— EXERCISE REQUIREMENTS —
What number of lines in the material contain the word "Days"? Give that number alone.

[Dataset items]
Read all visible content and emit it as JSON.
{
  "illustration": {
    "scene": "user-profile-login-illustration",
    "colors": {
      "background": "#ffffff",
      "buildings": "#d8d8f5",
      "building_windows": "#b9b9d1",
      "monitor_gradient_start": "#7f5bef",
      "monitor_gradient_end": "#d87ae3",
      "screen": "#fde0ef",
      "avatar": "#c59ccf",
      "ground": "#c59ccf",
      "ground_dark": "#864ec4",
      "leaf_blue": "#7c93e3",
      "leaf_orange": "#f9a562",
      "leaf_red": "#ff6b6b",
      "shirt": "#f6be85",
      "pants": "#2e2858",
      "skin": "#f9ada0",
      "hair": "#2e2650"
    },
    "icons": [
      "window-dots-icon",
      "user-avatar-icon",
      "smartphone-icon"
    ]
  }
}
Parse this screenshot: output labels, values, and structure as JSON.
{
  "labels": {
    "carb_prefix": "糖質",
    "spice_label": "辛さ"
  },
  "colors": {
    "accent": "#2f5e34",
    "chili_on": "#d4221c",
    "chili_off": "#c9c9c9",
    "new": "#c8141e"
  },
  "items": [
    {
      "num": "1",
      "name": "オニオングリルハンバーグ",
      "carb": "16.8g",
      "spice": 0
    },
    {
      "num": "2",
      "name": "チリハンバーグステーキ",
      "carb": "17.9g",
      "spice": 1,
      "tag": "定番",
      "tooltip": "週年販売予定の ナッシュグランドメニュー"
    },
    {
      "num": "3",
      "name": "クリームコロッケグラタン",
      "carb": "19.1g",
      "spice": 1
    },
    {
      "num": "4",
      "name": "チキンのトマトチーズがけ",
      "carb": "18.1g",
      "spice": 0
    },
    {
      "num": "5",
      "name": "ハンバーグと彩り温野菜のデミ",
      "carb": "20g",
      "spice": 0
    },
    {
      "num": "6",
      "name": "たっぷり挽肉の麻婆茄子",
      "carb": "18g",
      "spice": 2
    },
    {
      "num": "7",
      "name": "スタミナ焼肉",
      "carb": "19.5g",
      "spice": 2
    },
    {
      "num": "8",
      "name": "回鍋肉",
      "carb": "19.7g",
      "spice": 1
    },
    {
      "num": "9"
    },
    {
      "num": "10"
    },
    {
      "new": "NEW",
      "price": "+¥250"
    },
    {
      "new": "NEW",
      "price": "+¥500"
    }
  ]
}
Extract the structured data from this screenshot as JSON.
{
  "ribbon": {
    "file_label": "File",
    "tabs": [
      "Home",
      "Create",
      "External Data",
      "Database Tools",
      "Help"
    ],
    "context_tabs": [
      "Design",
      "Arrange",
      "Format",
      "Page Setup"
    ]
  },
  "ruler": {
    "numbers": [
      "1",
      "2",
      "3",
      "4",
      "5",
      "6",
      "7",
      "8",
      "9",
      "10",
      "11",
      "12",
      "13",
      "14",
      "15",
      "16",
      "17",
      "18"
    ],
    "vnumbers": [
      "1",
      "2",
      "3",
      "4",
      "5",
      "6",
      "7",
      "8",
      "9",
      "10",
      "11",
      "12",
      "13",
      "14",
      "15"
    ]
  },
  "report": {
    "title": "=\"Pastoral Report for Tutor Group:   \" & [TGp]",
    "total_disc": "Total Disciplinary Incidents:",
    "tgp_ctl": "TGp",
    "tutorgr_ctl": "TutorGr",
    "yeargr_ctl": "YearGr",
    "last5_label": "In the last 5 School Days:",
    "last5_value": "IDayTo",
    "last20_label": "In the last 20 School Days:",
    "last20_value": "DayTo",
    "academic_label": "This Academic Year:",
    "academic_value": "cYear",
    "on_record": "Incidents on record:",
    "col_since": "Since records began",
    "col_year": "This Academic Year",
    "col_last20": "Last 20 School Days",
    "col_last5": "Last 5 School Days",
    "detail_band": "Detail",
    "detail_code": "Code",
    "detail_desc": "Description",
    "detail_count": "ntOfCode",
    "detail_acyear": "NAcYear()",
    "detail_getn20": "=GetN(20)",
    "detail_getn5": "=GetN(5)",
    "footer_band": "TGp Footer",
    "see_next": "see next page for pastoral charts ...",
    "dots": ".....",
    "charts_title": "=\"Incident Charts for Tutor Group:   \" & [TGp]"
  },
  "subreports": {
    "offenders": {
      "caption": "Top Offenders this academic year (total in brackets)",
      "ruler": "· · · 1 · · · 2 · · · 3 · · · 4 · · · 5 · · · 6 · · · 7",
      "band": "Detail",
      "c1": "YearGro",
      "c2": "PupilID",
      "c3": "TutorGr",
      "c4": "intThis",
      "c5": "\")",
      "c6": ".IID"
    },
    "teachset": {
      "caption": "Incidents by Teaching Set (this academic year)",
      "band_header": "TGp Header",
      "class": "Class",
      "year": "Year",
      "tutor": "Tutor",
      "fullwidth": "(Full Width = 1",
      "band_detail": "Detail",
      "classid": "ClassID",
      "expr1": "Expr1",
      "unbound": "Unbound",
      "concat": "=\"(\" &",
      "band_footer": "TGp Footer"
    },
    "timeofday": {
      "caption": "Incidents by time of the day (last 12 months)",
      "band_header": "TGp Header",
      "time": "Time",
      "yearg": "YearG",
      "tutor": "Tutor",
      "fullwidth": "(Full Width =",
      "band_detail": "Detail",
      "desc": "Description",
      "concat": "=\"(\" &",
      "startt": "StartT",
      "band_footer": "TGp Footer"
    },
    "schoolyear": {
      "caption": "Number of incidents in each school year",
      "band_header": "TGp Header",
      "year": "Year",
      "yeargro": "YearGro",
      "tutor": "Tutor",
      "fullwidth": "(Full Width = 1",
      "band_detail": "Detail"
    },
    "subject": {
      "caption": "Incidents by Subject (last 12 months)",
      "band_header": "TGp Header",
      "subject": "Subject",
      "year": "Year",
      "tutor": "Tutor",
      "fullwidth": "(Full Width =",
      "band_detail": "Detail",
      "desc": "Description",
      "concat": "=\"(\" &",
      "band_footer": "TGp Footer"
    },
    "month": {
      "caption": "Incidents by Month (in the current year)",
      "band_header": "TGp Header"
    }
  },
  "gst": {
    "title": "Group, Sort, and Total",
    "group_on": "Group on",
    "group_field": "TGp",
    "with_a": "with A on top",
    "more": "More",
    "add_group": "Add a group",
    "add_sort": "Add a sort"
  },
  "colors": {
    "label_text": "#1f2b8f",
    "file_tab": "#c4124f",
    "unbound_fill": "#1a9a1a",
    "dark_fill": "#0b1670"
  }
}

— TASK ANSWER —
4